■ **Selected extract**

■ ■ ■

I realize the other spoke configs may be relevant, but at this time I am just trying to pass traffic to the (Hub) Network, which I am unable to do so far. Any help is greatly appreciated!

■ ■ ■

■ **Supplied records**
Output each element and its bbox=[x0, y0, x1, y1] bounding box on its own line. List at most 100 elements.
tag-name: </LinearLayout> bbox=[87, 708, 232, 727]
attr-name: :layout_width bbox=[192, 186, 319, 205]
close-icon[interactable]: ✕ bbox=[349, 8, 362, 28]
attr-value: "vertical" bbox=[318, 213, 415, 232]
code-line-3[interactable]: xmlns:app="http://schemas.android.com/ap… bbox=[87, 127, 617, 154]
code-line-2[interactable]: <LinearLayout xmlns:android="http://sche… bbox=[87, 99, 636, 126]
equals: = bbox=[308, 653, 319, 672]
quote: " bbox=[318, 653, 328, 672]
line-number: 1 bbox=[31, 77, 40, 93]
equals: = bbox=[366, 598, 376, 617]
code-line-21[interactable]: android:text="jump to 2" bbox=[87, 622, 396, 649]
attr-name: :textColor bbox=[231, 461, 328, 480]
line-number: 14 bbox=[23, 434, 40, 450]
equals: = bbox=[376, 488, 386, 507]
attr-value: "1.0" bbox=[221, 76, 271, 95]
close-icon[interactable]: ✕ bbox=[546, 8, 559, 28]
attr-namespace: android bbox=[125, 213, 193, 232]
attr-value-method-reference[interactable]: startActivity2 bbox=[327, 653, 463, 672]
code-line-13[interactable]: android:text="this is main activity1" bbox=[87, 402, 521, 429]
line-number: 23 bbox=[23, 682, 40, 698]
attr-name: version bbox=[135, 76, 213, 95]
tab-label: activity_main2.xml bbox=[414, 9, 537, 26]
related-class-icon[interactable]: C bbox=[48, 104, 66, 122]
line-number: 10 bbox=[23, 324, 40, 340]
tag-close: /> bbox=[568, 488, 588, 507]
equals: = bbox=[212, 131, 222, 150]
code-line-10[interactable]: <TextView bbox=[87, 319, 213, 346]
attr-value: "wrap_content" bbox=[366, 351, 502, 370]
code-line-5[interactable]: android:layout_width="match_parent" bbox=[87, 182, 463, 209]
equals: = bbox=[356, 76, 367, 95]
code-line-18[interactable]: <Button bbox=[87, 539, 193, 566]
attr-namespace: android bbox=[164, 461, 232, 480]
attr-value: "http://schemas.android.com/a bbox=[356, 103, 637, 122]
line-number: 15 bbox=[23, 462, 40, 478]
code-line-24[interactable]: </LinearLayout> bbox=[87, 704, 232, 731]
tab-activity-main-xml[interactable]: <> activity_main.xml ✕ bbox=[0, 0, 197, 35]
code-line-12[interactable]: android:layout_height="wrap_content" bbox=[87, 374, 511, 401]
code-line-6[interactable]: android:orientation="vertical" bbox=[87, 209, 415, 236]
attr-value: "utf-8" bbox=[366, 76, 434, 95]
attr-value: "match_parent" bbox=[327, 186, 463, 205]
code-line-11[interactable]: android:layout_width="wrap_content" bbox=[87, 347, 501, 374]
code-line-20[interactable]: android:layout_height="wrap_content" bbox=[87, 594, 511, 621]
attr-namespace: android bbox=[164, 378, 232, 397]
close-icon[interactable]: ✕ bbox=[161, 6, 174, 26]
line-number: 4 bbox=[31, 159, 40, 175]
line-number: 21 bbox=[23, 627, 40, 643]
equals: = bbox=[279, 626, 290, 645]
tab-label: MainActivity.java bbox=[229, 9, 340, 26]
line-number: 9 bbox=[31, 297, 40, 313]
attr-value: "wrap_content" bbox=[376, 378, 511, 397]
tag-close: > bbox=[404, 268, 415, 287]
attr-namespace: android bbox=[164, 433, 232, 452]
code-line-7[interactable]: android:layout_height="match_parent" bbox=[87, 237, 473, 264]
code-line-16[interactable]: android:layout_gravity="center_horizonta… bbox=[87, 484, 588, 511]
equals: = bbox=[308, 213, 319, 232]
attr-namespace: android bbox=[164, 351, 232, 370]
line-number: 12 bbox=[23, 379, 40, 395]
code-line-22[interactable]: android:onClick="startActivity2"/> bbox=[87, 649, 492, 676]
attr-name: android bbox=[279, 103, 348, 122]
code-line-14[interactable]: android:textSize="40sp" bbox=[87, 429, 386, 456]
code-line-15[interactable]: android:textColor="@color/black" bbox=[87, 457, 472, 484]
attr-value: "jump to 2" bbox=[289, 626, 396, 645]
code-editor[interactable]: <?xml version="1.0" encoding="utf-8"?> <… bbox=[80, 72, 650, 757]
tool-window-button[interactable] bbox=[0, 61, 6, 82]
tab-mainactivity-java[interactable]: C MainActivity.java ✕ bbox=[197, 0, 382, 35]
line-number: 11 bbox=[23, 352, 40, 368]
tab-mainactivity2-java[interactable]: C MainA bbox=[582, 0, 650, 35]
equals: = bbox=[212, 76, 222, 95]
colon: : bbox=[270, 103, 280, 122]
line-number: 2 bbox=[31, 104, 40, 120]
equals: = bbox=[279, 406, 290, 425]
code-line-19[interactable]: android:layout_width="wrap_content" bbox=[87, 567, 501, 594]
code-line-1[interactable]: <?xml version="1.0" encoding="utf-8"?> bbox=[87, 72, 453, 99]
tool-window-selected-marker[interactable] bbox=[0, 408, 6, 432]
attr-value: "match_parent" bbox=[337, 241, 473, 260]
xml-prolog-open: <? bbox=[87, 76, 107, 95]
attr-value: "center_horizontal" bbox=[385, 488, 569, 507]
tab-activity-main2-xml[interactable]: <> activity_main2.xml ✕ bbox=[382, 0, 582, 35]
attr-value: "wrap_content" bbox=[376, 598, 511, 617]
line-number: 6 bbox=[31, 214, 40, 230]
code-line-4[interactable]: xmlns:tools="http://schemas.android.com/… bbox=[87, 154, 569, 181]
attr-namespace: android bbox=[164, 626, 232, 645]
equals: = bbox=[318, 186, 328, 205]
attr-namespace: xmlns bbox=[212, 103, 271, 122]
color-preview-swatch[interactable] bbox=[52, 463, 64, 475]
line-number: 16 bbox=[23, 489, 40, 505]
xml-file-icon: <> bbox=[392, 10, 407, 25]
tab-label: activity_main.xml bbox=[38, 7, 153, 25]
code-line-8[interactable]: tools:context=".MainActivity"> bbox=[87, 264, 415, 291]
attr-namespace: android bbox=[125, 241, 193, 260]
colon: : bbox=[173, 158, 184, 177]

■ ■ ■

■ **What to produce**
Reproduce the part of the forum post about reaching the hub network word for word, starting with "I realize the" and going on through "is greatly appreciated!".

■ **Solution for this task**
I realize the other spoke configs may be relevant, but at this time I am just trying to pass traffic to the (Hub) Network, which I am unable to do so far. Any help is greatly appreciated!